→ Source document:
Location
- 115 Tori Bowie Lane Brandon, MS 39047 United States
- 32°29′05″N 89°52′09″W﻿ / ﻿32.4848°N 89.8692°W

Information
- School district: Rankin County School District
- Principal: Craig Yates
- Teaching staff: 26.92 (FTE)
- Grades: 7–12
- Gender: Coeducational
- Enrollment: 483 (2023-2024)
- Student to teacher ratio: 13.08
- Campus type: Rural
- Colors: Green, Black and White
- Mascot: Dragon
- Team name: Dragons
- Website: pih.rcsd.ms

= Pisgah High School (Mississippi) =

Pisgah High School is a conjoined middle and high school located in Sandhill, Mississippi, United States, with a Brandon postal address. It is part of the Rankin County School District as a 3A school. As of 2017, it had over 380 students. The principal is Craig Yates.

→ Exercise:
Continue the article on Pisgah High School in Mississippi from the point where it stops.

→ Extracted entries:
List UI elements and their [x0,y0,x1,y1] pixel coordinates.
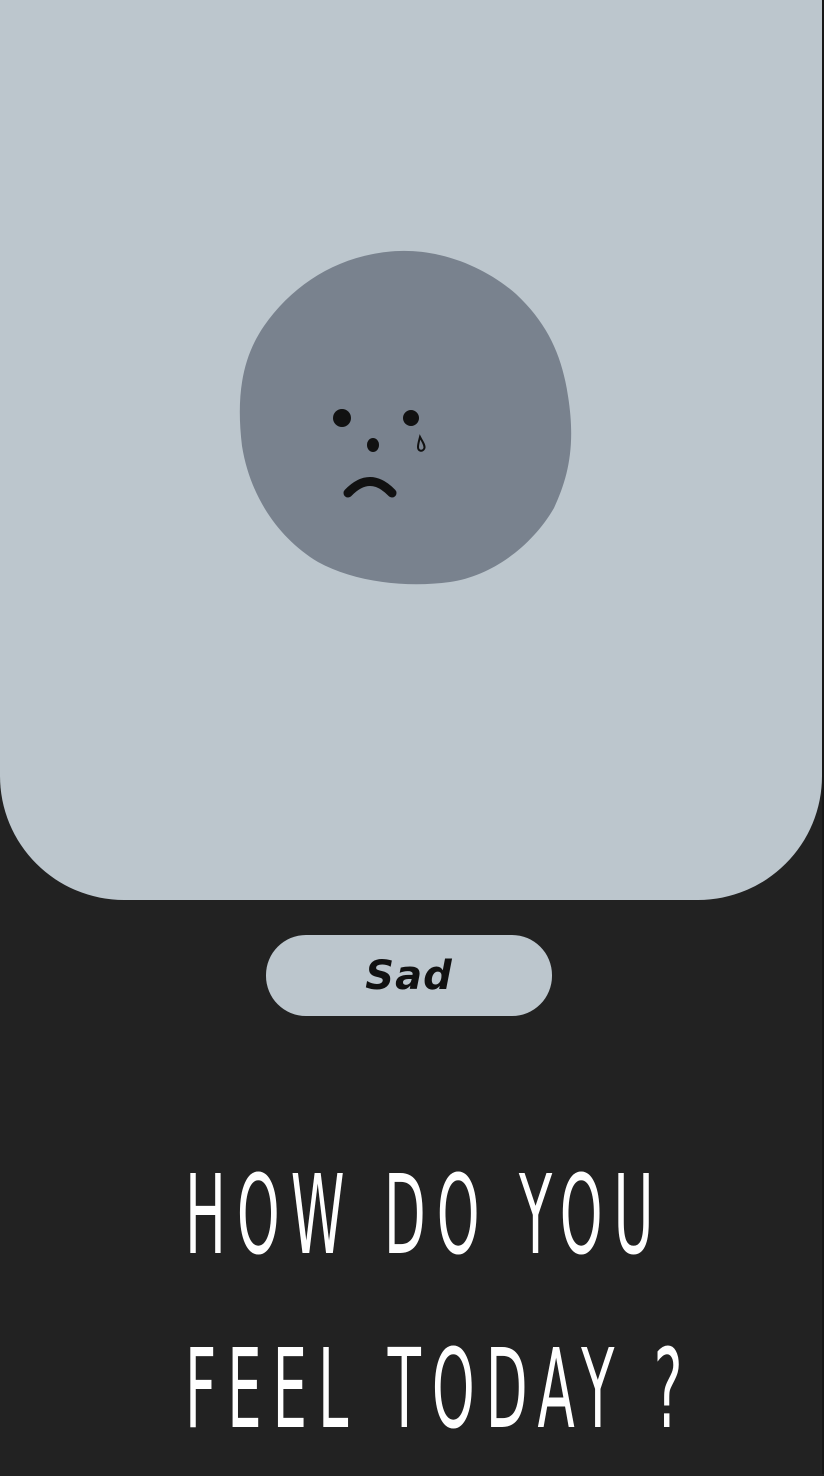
question-line-1: HOW DO YOU [184,1151,665,1279]
mood-label: Sad [365,952,453,999]
mood-label-button[interactable]: Sad [266,935,552,1016]
question-line-2: FEEL TODAY ? [184,1325,694,1453]
question-heading: HOW DO YOU FEEL TODAY ? [0,1128,822,1476]
mood-card [0,0,822,900]
sad-face-icon[interactable] [236,246,576,588]
mood-screen: Sad HOW DO YOU FEEL TODAY ? [0,0,824,1474]
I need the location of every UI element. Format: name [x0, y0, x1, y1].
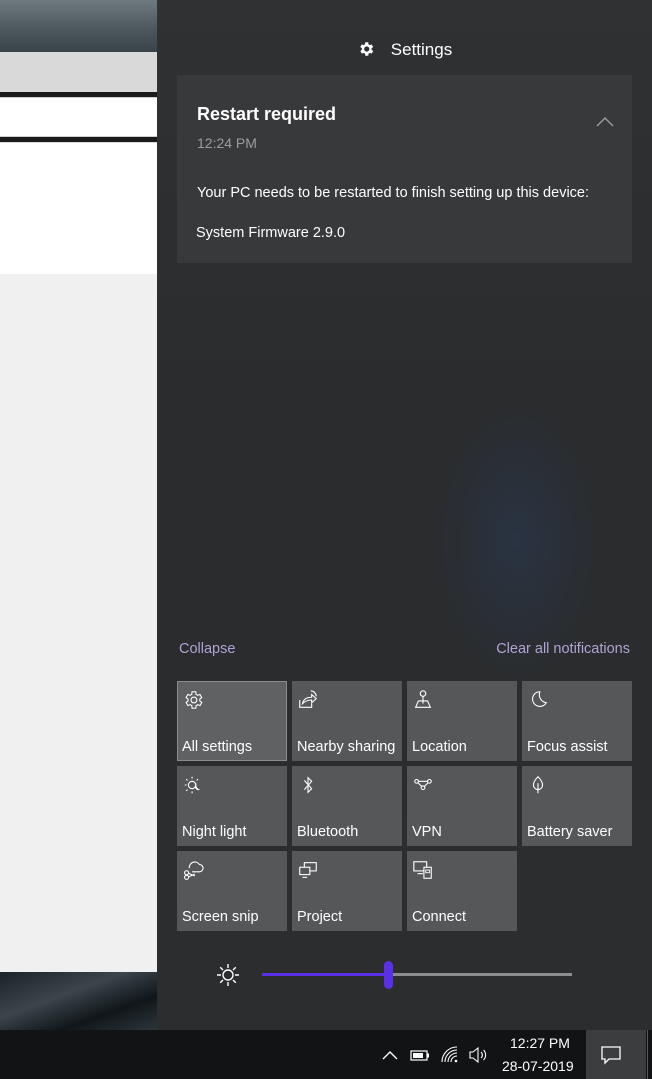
notification-time: 12:24 PM	[197, 135, 257, 151]
battery-icon[interactable]	[410, 1045, 430, 1065]
quick-action-vpn[interactable]: VPN	[407, 766, 517, 846]
quick-action-label: Battery saver	[527, 824, 613, 840]
quick-action-label: All settings	[182, 739, 253, 755]
wifi-icon[interactable]	[440, 1045, 460, 1065]
quick-action-nearby-sharing[interactable]: Nearby sharing	[292, 681, 402, 761]
show-desktop-button[interactable]	[647, 1030, 648, 1079]
project-icon	[299, 862, 317, 878]
brightness-slider-fill	[262, 973, 388, 976]
background-wallpaper-top	[0, 0, 157, 52]
collapse-link[interactable]: Collapse	[179, 641, 235, 657]
volume-icon[interactable]	[468, 1045, 488, 1065]
quick-action-night-light[interactable]: Night light	[177, 766, 287, 846]
action-center-header[interactable]: Settings	[157, 36, 652, 64]
quick-action-screen-snip[interactable]: Screen snip	[177, 851, 287, 931]
quick-action-label: VPN	[412, 824, 442, 840]
taskbar-clock-date[interactable]: 28-07-2019	[502, 1058, 574, 1074]
notification-body: Your PC needs to be restarted to finish …	[197, 185, 590, 201]
quick-action-all-settings[interactable]: All settings	[177, 681, 287, 761]
location-icon	[414, 690, 432, 708]
bluetooth-icon	[303, 776, 313, 794]
quick-action-label: Bluetooth	[297, 824, 359, 840]
background-window-toolbar	[0, 52, 157, 92]
notification-icon	[601, 1046, 621, 1065]
action-center-settings-title[interactable]: Settings	[391, 40, 452, 60]
quick-action-battery-saver[interactable]: Battery saver	[522, 766, 632, 846]
vpn-icon	[414, 778, 432, 791]
quick-action-bluetooth[interactable]: Bluetooth	[292, 766, 402, 846]
quick-action-label: Focus assist	[527, 739, 608, 755]
background-wallpaper-bottom	[0, 972, 157, 1030]
clear-all-notifications-link[interactable]: Clear all notifications	[496, 641, 630, 657]
sun-icon	[217, 964, 239, 986]
quick-action-project[interactable]: Project	[292, 851, 402, 931]
background-window-address-bar	[0, 97, 157, 137]
background-window	[0, 0, 157, 1030]
gear-icon	[360, 42, 373, 56]
quick-action-location[interactable]: Location	[407, 681, 517, 761]
chevron-up-icon[interactable]	[380, 1045, 400, 1065]
brightness-slider-thumb[interactable]	[383, 961, 393, 989]
quick-action-label: Nearby sharing	[297, 739, 396, 755]
connect-icon	[413, 861, 432, 879]
quick-action-label: Night light	[182, 824, 247, 840]
quick-action-label: Project	[297, 909, 343, 925]
quick-action-label: Location	[412, 739, 467, 755]
night-light-icon	[184, 776, 201, 794]
chevron-up-icon[interactable]	[596, 115, 614, 127]
background-window-content	[0, 142, 157, 275]
background-window-body	[0, 274, 157, 972]
battery-saver-icon	[532, 775, 544, 794]
notification-title: Restart required	[197, 104, 337, 124]
action-center-button[interactable]	[586, 1030, 646, 1079]
scissors-icon	[184, 861, 204, 880]
notification-card[interactable]: Restart required 12:24 PM Your PC needs …	[177, 75, 632, 263]
action-center-panel: Settings Restart required 12:24 PM Your …	[157, 0, 652, 1030]
quick-action-focus-assist[interactable]: Focus assist	[522, 681, 632, 761]
nearby-sharing-icon	[299, 690, 318, 708]
brightness-slider[interactable]	[262, 961, 572, 989]
moon-icon	[532, 691, 548, 707]
quick-action-label: Screen snip	[182, 909, 259, 925]
taskbar-clock-time[interactable]: 12:27 PM	[510, 1035, 570, 1051]
quick-action-connect[interactable]: Connect	[407, 851, 517, 931]
notification-detail: System Firmware 2.9.0	[196, 225, 346, 241]
quick-action-label: Connect	[412, 909, 467, 925]
gear-icon	[185, 691, 203, 709]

→ Result of the exercise:
==Athletics==
Pisgah has a rich sports history, especially in Football, Track and Field, Women's Basketball, Powerlifting, and Bowling. The Track and Field teams have won numerous state championships, and the Women's Basketball team has a lone state championship accompanied by many semifinal appearances. They recently have seen a surge in their softball, baseball, and archery teams as well, all making deep strides in state tournaments.

==Arts==
Pisgah High School, despite their small size and rural character, has a strong presence in their art departments. They run a small division showchoir, named "Innergy", which has been functioning since 2005 under the direction of Linsey Smith. "Innergy" has earned a large number of first place awards in their respective category, being considered the best small division group in the southern showchoir region. While "Innergy" is the main mixed group, Pisgah also used to have "Sequence" (a girls group) and "Prodigy" (a middle school group). Pisgah also hosts a newly created Drama Club, which was founded in 2022.
In the fall of 2023, Pisgah started its first ever band program.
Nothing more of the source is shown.